### Brief
Copy out every line containing the word "name".

### Data shown

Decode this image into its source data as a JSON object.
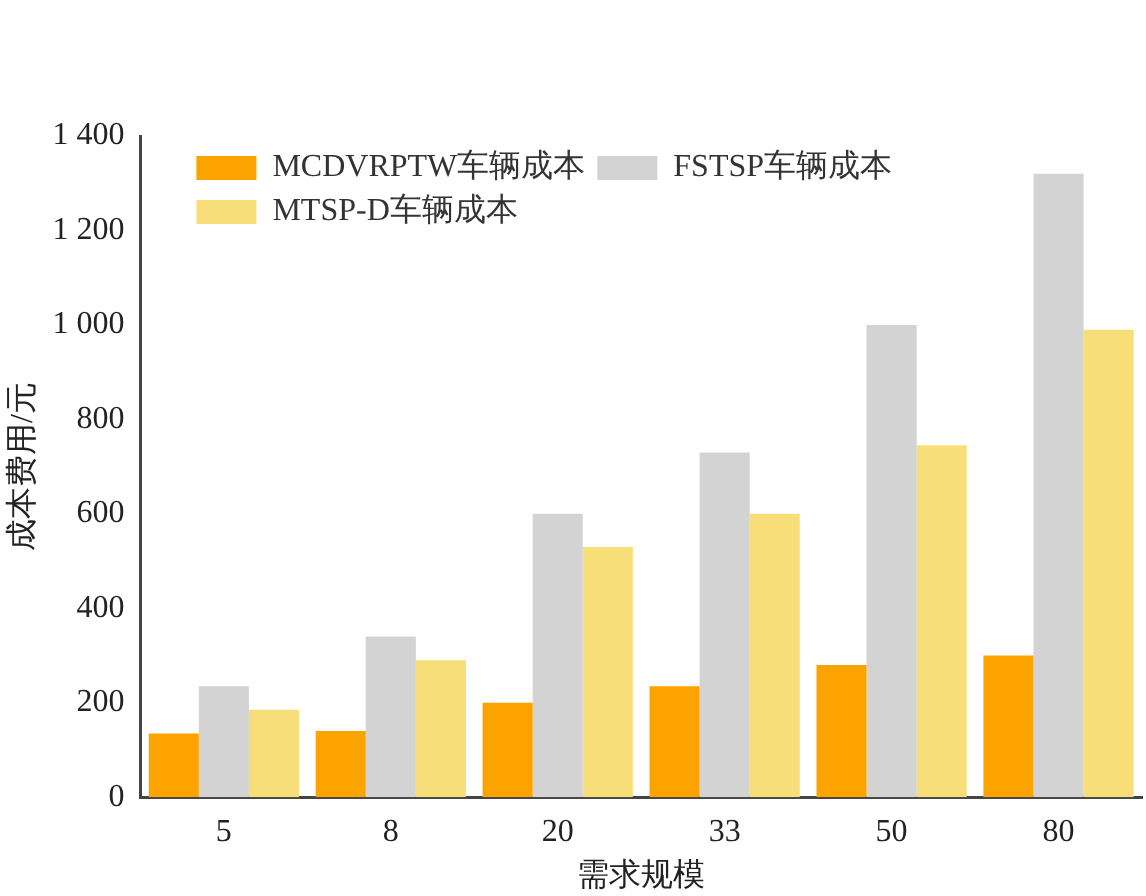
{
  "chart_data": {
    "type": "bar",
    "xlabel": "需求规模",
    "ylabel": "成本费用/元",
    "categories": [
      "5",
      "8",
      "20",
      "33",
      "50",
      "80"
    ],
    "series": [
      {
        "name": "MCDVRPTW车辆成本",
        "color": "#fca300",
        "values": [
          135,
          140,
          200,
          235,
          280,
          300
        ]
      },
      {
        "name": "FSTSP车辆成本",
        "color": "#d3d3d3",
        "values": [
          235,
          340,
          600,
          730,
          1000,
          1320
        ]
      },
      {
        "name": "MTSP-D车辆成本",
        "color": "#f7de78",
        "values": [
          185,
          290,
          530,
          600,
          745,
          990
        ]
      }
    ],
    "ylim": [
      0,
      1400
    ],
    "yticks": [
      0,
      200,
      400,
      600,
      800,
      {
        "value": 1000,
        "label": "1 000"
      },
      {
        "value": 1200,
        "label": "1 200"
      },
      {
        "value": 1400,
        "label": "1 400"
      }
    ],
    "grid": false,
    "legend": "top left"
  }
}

### Response
        "name": "MCDVRPTW车辆成本",
        "name": "FSTSP车辆成本",
        "name": "MTSP-D车辆成本",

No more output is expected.